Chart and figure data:
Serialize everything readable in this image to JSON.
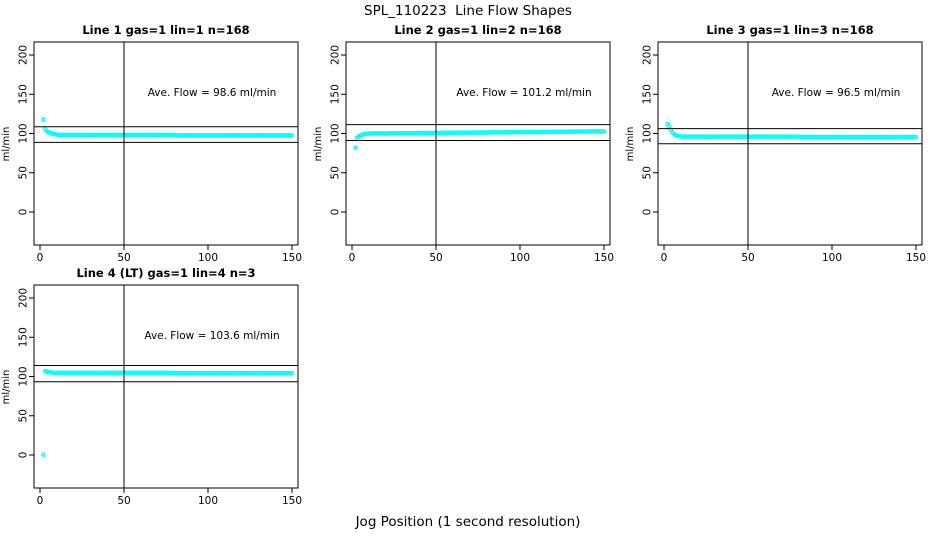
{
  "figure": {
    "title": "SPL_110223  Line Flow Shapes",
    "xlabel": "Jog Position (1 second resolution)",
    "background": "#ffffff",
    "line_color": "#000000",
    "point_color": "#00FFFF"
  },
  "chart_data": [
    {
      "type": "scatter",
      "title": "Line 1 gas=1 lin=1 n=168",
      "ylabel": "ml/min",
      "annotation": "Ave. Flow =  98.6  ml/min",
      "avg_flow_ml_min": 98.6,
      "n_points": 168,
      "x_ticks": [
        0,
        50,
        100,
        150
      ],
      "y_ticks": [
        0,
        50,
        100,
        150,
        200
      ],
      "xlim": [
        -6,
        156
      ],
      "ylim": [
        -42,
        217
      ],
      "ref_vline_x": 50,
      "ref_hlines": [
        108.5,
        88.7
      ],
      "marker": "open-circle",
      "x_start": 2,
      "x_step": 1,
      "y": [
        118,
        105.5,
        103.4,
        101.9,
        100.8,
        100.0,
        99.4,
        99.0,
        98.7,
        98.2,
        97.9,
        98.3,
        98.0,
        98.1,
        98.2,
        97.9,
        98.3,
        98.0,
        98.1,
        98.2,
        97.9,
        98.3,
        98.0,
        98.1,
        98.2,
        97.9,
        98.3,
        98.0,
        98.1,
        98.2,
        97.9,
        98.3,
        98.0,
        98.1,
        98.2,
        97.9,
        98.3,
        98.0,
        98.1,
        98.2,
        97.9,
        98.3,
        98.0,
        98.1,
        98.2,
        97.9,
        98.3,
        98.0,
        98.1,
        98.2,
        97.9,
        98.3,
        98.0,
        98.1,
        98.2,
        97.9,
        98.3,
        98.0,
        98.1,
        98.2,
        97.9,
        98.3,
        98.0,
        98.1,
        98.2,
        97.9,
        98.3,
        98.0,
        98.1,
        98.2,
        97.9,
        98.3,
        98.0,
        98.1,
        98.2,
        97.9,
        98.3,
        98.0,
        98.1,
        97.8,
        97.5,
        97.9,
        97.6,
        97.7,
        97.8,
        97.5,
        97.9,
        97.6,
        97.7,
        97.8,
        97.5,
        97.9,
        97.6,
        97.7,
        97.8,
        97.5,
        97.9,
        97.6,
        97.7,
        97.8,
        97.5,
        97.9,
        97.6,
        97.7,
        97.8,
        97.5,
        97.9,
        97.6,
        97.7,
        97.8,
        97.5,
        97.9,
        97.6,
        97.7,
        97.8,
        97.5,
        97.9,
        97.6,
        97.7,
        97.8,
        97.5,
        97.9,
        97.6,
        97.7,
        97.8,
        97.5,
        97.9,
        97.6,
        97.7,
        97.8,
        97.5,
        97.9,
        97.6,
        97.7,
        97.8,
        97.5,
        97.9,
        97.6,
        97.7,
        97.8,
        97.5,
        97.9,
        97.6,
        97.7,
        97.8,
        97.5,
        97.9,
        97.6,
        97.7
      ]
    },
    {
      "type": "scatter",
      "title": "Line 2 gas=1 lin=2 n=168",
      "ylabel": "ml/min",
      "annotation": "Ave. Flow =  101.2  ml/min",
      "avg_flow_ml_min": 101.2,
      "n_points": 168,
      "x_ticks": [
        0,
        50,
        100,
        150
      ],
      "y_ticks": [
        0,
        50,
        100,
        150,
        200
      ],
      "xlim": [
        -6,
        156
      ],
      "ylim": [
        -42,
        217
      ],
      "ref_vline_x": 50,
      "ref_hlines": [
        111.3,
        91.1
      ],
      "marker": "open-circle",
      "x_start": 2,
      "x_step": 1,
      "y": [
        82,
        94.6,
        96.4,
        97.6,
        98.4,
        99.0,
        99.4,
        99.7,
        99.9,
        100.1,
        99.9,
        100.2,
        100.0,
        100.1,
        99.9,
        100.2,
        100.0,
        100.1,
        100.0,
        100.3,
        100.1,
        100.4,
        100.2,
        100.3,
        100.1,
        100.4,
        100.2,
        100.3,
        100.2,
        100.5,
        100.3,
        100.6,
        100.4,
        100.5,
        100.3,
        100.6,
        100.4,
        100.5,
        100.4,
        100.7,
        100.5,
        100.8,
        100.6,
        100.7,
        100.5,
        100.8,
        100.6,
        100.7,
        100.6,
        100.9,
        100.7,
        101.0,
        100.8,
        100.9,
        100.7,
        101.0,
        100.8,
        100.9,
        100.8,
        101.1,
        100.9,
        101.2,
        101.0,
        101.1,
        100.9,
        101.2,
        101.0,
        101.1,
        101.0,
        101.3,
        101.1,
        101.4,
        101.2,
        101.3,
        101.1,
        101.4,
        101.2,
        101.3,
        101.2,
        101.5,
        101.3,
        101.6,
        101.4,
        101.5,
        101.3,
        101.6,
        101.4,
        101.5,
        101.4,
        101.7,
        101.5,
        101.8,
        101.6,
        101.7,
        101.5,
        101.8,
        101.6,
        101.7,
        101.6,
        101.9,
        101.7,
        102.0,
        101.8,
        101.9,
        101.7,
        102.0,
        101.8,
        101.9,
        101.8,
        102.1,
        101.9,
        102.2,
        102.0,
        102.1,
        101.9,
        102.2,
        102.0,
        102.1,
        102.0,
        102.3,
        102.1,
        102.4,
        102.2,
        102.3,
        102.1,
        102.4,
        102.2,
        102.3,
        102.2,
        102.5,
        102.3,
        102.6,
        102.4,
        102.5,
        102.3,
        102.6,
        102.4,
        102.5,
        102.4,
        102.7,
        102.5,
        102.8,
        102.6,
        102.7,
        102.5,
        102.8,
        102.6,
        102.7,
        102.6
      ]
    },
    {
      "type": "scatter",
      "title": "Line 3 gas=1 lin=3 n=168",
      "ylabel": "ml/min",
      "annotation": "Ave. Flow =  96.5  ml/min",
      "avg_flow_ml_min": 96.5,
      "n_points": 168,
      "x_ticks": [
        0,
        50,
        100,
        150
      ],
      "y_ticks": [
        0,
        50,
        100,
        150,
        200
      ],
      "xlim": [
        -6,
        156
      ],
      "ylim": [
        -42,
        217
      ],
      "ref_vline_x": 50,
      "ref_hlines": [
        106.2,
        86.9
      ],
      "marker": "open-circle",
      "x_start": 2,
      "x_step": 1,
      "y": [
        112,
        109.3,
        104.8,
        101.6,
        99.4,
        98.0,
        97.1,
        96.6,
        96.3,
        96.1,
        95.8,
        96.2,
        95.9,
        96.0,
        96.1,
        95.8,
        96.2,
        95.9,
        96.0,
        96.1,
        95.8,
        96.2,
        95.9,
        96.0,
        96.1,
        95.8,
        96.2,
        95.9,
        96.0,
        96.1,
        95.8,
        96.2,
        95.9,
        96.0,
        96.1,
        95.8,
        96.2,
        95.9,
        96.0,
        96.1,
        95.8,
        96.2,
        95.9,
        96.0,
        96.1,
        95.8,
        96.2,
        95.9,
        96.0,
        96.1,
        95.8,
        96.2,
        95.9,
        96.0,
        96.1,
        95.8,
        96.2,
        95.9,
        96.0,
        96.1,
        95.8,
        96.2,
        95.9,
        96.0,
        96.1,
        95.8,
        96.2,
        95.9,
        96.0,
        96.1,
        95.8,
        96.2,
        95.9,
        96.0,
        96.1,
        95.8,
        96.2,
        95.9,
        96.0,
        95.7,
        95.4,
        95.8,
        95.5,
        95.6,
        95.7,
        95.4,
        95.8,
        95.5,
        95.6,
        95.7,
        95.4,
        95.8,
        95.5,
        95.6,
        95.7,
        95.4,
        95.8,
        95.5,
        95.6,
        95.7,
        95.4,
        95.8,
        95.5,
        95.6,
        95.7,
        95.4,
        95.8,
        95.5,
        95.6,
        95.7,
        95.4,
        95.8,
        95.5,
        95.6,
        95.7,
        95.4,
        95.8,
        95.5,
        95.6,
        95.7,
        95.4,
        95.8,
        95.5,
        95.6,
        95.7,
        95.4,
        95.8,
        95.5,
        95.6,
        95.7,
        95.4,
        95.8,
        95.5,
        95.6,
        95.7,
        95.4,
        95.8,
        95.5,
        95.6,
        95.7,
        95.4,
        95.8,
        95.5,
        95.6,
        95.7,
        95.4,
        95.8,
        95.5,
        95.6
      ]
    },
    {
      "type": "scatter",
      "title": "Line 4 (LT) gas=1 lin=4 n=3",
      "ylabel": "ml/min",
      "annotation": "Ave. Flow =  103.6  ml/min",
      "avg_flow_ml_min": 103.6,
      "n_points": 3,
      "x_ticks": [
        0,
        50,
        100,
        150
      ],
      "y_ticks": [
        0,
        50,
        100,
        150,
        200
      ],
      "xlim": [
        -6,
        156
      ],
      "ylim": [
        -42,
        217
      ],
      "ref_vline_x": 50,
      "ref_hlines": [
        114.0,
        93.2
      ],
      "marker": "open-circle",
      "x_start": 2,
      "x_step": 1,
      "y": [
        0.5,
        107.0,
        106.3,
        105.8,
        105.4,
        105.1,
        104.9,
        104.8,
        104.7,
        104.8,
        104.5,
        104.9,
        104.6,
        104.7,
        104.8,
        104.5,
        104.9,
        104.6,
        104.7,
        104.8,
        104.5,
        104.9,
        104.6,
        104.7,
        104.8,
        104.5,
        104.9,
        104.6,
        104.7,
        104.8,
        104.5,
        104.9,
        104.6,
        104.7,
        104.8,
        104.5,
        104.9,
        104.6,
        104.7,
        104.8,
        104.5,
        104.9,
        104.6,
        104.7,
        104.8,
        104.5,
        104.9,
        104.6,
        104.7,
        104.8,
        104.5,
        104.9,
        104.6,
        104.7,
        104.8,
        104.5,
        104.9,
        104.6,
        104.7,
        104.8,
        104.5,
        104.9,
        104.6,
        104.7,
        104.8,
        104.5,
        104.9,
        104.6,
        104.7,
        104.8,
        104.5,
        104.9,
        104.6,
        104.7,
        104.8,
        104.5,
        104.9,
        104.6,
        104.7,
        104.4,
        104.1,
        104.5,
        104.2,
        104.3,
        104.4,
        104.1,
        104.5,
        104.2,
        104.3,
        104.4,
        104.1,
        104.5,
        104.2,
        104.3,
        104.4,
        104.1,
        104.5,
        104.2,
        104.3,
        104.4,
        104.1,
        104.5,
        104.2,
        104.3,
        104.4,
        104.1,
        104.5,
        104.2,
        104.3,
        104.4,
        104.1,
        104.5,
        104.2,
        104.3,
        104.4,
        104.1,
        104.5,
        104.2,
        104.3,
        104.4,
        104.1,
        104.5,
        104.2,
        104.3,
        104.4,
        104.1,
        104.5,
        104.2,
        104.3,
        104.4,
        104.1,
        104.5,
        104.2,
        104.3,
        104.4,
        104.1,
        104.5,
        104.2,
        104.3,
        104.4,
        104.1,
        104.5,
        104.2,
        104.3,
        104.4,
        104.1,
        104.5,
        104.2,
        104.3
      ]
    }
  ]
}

WHAT YOU NEED TO DO – Pull every line containing the word "title" out of the material.

CORRECT RESPONSE –
    "title": "SPL_110223  Line Flow Shapes",
      "title": "Line 1 gas=1 lin=1 n=168",
      "title": "Line 2 gas=1 lin=2 n=168",
      "title": "Line 3 gas=1 lin=3 n=168",
      "title": "Line 4 (LT) gas=1 lin=4 n=3",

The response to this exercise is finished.